Exercise directions:
Copy out all of the material, matching it word for word.
--- Begin Input rows ---
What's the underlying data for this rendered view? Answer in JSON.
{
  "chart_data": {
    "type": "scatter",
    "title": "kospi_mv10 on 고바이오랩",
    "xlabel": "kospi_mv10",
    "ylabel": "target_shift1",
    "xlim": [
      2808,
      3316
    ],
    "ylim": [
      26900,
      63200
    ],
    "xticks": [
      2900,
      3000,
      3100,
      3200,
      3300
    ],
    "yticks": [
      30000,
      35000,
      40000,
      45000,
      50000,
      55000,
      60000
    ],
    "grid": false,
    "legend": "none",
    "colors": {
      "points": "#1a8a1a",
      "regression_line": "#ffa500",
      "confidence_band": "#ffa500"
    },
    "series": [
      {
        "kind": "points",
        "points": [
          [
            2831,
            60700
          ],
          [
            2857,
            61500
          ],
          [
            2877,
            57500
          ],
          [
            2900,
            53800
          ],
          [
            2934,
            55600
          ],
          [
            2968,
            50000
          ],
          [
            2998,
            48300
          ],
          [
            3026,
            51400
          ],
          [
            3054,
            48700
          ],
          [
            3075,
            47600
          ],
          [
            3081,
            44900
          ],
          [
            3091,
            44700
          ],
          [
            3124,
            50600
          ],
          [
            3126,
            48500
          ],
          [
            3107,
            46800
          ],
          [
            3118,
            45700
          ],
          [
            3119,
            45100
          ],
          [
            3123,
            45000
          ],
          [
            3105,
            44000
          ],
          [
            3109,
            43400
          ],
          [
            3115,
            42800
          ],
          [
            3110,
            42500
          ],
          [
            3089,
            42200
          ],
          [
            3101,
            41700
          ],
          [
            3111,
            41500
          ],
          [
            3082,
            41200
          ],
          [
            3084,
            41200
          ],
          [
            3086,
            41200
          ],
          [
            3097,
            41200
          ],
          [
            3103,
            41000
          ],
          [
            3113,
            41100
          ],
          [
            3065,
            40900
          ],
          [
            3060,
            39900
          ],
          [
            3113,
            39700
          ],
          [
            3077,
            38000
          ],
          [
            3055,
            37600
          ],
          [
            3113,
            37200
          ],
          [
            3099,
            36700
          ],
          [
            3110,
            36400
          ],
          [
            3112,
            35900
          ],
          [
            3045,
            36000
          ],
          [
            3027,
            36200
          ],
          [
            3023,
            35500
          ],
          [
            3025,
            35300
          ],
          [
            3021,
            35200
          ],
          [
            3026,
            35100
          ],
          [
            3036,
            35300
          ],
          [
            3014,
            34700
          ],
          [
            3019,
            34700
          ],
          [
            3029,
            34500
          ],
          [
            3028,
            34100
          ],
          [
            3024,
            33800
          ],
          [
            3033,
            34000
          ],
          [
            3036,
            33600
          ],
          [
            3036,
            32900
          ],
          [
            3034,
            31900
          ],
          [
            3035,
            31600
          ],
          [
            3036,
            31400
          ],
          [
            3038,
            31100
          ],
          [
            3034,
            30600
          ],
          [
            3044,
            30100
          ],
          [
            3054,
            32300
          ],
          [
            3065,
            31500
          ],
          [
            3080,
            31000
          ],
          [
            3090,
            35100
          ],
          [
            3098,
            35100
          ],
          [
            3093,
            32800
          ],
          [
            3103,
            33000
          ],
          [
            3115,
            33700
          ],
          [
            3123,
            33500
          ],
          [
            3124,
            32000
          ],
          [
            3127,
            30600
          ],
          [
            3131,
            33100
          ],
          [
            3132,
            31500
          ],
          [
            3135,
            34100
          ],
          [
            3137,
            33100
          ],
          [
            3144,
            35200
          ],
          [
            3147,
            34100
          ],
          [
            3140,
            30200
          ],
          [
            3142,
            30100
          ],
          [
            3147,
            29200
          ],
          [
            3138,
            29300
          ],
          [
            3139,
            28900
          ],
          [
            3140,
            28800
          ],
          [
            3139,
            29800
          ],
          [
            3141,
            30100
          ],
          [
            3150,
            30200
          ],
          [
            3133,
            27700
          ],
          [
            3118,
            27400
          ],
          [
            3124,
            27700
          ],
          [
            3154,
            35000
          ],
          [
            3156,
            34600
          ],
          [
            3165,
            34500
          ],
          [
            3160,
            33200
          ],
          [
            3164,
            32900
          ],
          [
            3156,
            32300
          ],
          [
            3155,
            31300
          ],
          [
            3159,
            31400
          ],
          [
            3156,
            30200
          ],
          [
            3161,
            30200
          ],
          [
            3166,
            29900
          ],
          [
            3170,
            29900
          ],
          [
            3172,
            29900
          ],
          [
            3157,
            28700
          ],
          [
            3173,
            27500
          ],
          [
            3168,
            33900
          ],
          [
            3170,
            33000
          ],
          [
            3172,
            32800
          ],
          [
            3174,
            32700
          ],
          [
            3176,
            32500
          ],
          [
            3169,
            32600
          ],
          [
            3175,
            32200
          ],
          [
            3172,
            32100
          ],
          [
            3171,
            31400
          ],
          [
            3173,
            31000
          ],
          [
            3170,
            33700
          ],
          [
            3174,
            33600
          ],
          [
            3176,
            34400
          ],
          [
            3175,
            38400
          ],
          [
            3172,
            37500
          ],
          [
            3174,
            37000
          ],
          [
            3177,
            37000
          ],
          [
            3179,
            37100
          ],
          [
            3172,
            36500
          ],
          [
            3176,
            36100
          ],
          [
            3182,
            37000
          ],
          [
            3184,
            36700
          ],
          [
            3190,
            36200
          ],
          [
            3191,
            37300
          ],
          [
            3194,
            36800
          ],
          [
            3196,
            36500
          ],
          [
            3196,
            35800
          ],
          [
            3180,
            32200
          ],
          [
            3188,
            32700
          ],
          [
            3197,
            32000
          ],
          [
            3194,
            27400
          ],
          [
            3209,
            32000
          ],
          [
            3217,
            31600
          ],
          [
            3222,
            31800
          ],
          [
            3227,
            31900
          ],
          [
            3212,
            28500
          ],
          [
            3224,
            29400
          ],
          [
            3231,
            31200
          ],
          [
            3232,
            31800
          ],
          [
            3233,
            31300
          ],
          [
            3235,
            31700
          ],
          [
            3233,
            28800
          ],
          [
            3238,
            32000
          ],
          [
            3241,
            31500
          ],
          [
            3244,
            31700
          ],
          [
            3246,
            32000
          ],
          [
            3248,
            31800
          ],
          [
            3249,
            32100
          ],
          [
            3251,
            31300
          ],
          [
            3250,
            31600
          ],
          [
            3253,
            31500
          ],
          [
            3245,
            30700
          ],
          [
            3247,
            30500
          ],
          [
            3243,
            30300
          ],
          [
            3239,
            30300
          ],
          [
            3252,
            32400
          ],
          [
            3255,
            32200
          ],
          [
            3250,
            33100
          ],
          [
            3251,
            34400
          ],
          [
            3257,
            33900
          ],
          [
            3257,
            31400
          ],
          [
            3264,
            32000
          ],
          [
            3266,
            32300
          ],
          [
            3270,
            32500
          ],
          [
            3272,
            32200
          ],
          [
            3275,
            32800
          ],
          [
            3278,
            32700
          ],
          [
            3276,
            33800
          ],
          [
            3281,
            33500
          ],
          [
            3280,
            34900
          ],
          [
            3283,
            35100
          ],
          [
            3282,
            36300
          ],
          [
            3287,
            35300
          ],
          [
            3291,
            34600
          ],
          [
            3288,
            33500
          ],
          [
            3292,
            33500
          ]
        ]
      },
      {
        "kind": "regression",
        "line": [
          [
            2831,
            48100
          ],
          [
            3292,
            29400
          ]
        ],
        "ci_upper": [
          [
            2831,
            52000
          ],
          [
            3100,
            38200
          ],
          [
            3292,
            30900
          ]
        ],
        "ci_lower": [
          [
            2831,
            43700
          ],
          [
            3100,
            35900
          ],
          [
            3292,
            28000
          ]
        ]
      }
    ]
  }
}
--- End Input rows ---
Reply to the task:
What's the underlying data for this rendered view? Answer in JSON.
{
  "chart_data": {
    "type": "scatter",
    "title": "kospi_mv10 on 고바이오랩",
    "xlabel": "kospi_mv10",
    "ylabel": "target_shift1",
    "xlim": [
      2808,
      3316
    ],
    "ylim": [
      26900,
      63200
    ],
    "xticks": [
      2900,
      3000,
      3100,
      3200,
      3300
    ],
    "yticks": [
      30000,
      35000,
      40000,
      45000,
      50000,
      55000,
      60000
    ],
    "grid": false,
    "legend": "none",
    "colors": {
      "points": "#1a8a1a",
      "regression_line": "#ffa500",
      "confidence_band": "#ffa500"
    },
    "series": [
      {
        "kind": "points",
        "points": [
          [
            2831,
            60700
          ],
          [
            2857,
            61500
          ],
          [
            2877,
            57500
          ],
          [
            2900,
            53800
          ],
          [
            2934,
            55600
          ],
          [
            2968,
            50000
          ],
          [
            2998,
            48300
          ],
          [
            3026,
            51400
          ],
          [
            3054,
            48700
          ],
          [
            3075,
            47600
          ],
          [
            3081,
            44900
          ],
          [
            3091,
            44700
          ],
          [
            3124,
            50600
          ],
          [
            3126,
            48500
          ],
          [
            3107,
            46800
          ],
          [
            3118,
            45700
          ],
          [
            3119,
            45100
          ],
          [
            3123,
            45000
          ],
          [
            3105,
            44000
          ],
          [
            3109,
            43400
          ],
          [
            3115,
            42800
          ],
          [
            3110,
            42500
          ],
          [
            3089,
            42200
          ],
          [
            3101,
            41700
          ],
          [
            3111,
            41500
          ],
          [
            3082,
            41200
          ],
          [
            3084,
            41200
          ],
          [
            3086,
            41200
          ],
          [
            3097,
            41200
          ],
          [
            3103,
            41000
          ],
          [
            3113,
            41100
          ],
          [
            3065,
            40900
          ],
          [
            3060,
            39900
          ],
          [
            3113,
            39700
          ],
          [
            3077,
            38000
          ],
          [
            3055,
            37600
          ],
          [
            3113,
            37200
          ],
          [
            3099,
            36700
          ],
          [
            3110,
            36400
          ],
          [
            3112,
            35900
          ],
          [
            3045,
            36000
          ],
          [
            3027,
            36200
          ],
          [
            3023,
            35500
          ],
          [
            3025,
            35300
          ],
          [
            3021,
            35200
          ],
          [
            3026,
            35100
          ],
          [
            3036,
            35300
          ],
          [
            3014,
            34700
          ],
          [
            3019,
            34700
          ],
          [
            3029,
            34500
          ],
          [
            3028,
            34100
          ],
          [
            3024,
            33800
          ],
          [
            3033,
            34000
          ],
          [
            3036,
            33600
          ],
          [
            3036,
            32900
          ],
          [
            3034,
            31900
          ],
          [
            3035,
            31600
          ],
          [
            3036,
            31400
          ],
          [
            3038,
            31100
          ],
          [
            3034,
            30600
          ],
          [
            3044,
            30100
          ],
          [
            3054,
            32300
          ],
          [
            3065,
            31500
          ],
          [
            3080,
            31000
          ],
          [
            3090,
            35100
          ],
          [
            3098,
            35100
          ],
          [
            3093,
            32800
          ],
          [
            3103,
            33000
          ],
          [
            3115,
            33700
          ],
          [
            3123,
            33500
          ],
          [
            3124,
            32000
          ],
          [
            3127,
            30600
          ],
          [
            3131,
            33100
          ],
          [
            3132,
            31500
          ],
          [
            3135,
            34100
          ],
          [
            3137,
            33100
          ],
          [
            3144,
            35200
          ],
          [
            3147,
            34100
          ],
          [
            3140,
            30200
          ],
          [
            3142,
            30100
          ],
          [
            3147,
            29200
          ],
          [
            3138,
            29300
          ],
          [
            3139,
            28900
          ],
          [
            3140,
            28800
          ],
          [
            3139,
            29800
          ],
          [
            3141,
            30100
          ],
          [
            3150,
            30200
          ],
          [
            3133,
            27700
          ],
          [
            3118,
            27400
          ],
          [
            3124,
            27700
          ],
          [
            3154,
            35000
          ],
          [
            3156,
            34600
          ],
          [
            3165,
            34500
          ],
          [
            3160,
            33200
          ],
          [
            3164,
            32900
          ],
          [
            3156,
            32300
          ],
          [
            3155,
            31300
          ],
          [
            3159,
            31400
          ],
          [
            3156,
            30200
          ],
          [
            3161,
            30200
          ],
          [
            3166,
            29900
          ],
          [
            3170,
            29900
          ],
          [
            3172,
            29900
          ],
          [
            3157,
            28700
          ],
          [
            3173,
            27500
          ],
          [
            3168,
            33900
          ],
          [
            3170,
            33000
          ],
          [
            3172,
            32800
          ],
          [
            3174,
            32700
          ],
          [
            3176,
            32500
          ],
          [
            3169,
            32600
          ],
          [
            3175,
            32200
          ],
          [
            3172,
            32100
          ],
          [
            3171,
            31400
          ],
          [
            3173,
            31000
          ],
          [
            3170,
            33700
          ],
          [
            3174,
            33600
          ],
          [
            3176,
            34400
          ],
          [
            3175,
            38400
          ],
          [
            3172,
            37500
          ],
          [
            3174,
            37000
          ],
          [
            3177,
            37000
          ],
          [
            3179,
            37100
          ],
          [
            3172,
            36500
          ],
          [
            3176,
            36100
          ],
          [
            3182,
            37000
          ],
          [
            3184,
            36700
          ],
          [
            3190,
            36200
          ],
          [
            3191,
            37300
          ],
          [
            3194,
            36800
          ],
          [
            3196,
            36500
          ],
          [
            3196,
            35800
          ],
          [
            3180,
            32200
          ],
          [
            3188,
            32700
          ],
          [
            3197,
            32000
          ],
          [
            3194,
            27400
          ],
          [
            3209,
            32000
          ],
          [
            3217,
            31600
          ],
          [
            3222,
            31800
          ],
          [
            3227,
            31900
          ],
          [
            3212,
            28500
          ],
          [
            3224,
            29400
          ],
          [
            3231,
            31200
          ],
          [
            3232,
            31800
          ],
          [
            3233,
            31300
          ],
          [
            3235,
            31700
          ],
          [
            3233,
            28800
          ],
          [
            3238,
            32000
          ],
          [
            3241,
            31500
          ],
          [
            3244,
            31700
          ],
          [
            3246,
            32000
          ],
          [
            3248,
            31800
          ],
          [
            3249,
            32100
          ],
          [
            3251,
            31300
          ],
          [
            3250,
            31600
          ],
          [
            3253,
            31500
          ],
          [
            3245,
            30700
          ],
          [
            3247,
            30500
          ],
          [
            3243,
            30300
          ],
          [
            3239,
            30300
          ],
          [
            3252,
            32400
          ],
          [
            3255,
            32200
          ],
          [
            3250,
            33100
          ],
          [
            3251,
            34400
          ],
          [
            3257,
            33900
          ],
          [
            3257,
            31400
          ],
          [
            3264,
            32000
          ],
          [
            3266,
            32300
          ],
          [
            3270,
            32500
          ],
          [
            3272,
            32200
          ],
          [
            3275,
            32800
          ],
          [
            3278,
            32700
          ],
          [
            3276,
            33800
          ],
          [
            3281,
            33500
          ],
          [
            3280,
            34900
          ],
          [
            3283,
            35100
          ],
          [
            3282,
            36300
          ],
          [
            3287,
            35300
          ],
          [
            3291,
            34600
          ],
          [
            3288,
            33500
          ],
          [
            3292,
            33500
          ]
        ]
      },
      {
        "kind": "regression",
        "line": [
          [
            2831,
            48100
          ],
          [
            3292,
            29400
          ]
        ],
        "ci_upper": [
          [
            2831,
            52000
          ],
          [
            3100,
            38200
          ],
          [
            3292,
            30900
          ]
        ],
        "ci_lower": [
          [
            2831,
            43700
          ],
          [
            3100,
            35900
          ],
          [
            3292,
            28000
          ]
        ]
      }
    ]
  }
}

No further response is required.